SET TASK:
Search the records below for the word "content". Pull out each line that has it.

Figure record listings
------------------------------------
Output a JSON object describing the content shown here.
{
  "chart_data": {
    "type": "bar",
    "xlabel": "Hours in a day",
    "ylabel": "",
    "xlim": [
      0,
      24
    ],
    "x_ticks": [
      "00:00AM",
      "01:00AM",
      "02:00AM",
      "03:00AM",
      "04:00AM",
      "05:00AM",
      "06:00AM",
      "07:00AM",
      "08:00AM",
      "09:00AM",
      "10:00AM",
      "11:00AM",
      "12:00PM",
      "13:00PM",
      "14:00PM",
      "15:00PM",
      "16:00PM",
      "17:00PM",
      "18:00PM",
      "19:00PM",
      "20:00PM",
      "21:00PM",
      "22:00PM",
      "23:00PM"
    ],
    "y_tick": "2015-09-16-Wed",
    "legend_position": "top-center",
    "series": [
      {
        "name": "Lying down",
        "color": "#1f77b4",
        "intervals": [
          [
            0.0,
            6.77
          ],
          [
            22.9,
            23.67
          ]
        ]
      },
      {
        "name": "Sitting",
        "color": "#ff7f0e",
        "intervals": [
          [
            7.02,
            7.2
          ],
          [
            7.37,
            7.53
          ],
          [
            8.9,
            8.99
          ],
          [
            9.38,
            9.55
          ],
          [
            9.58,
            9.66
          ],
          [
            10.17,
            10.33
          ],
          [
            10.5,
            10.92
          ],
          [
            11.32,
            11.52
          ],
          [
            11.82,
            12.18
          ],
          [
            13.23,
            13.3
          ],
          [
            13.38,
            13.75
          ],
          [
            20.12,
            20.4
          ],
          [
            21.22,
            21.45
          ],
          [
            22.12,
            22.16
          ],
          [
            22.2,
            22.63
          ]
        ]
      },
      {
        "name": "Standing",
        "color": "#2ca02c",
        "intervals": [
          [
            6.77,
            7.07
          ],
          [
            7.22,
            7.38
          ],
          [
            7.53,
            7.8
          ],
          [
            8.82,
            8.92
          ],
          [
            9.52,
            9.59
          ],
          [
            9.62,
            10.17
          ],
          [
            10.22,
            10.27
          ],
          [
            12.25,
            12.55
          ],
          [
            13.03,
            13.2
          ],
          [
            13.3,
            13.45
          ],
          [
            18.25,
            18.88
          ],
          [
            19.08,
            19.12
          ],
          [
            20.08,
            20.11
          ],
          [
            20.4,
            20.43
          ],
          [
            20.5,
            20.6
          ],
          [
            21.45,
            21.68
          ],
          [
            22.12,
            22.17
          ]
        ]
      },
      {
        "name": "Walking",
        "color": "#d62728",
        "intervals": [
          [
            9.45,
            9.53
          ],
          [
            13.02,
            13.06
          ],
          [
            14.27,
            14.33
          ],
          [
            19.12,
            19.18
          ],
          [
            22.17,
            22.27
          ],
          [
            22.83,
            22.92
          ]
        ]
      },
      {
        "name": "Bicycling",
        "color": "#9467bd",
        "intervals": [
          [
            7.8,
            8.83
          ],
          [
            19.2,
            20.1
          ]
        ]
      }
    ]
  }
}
------------------------------------
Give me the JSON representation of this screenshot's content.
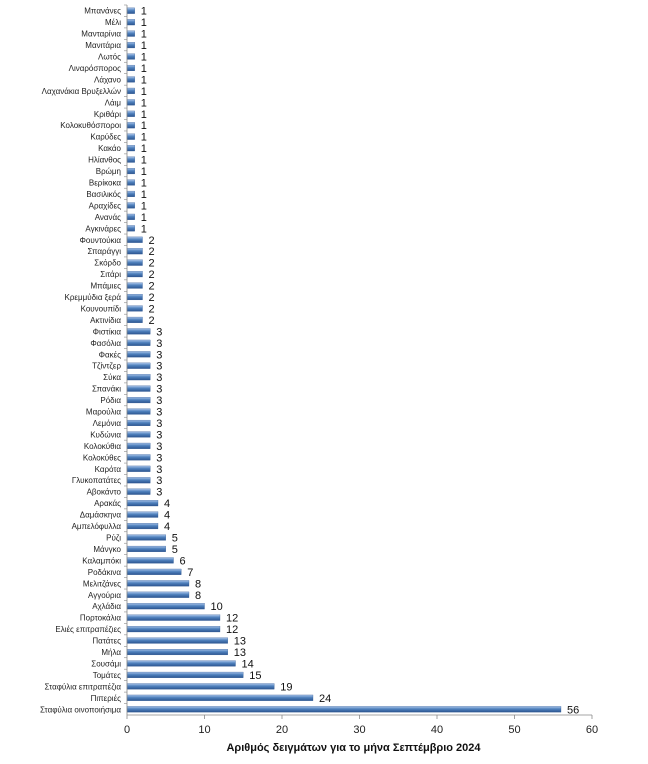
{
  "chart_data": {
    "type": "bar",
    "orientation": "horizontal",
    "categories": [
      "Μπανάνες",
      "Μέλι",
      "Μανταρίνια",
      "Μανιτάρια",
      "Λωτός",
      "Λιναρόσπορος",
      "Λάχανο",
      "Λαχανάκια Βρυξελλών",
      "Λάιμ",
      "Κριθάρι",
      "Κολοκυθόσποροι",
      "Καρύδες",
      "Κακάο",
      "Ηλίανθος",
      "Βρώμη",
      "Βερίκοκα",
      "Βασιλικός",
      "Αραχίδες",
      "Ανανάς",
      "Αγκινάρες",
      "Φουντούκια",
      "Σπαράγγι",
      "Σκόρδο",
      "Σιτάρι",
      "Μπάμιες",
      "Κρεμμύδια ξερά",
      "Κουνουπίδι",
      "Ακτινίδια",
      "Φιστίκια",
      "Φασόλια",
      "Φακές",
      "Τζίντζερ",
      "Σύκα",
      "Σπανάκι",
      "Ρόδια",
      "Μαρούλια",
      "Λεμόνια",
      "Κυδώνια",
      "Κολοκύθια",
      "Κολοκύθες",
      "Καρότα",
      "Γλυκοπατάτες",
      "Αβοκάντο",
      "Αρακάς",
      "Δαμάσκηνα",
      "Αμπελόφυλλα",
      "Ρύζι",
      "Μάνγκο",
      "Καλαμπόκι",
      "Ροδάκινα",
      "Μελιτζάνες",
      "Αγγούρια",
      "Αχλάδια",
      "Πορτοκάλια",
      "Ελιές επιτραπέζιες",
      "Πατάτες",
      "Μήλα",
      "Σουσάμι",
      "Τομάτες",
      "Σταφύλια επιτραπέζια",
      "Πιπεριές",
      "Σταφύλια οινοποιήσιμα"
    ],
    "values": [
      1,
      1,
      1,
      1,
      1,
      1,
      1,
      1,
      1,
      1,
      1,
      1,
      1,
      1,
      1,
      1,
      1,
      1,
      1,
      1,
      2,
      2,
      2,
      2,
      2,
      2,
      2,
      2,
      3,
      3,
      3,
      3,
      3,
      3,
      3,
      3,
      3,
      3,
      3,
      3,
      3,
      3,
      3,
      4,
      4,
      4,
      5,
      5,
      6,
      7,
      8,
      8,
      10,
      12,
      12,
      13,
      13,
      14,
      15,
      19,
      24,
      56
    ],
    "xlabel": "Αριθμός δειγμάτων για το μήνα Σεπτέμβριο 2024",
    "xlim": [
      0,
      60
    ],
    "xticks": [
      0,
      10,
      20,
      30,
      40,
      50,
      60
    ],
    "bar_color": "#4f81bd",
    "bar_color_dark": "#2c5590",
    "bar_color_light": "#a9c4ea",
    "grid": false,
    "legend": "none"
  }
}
------------------------------------
IN RESPONSE:
Output a JSON object describing the content shown here.
Give me the JSON representation of this screenshot's content.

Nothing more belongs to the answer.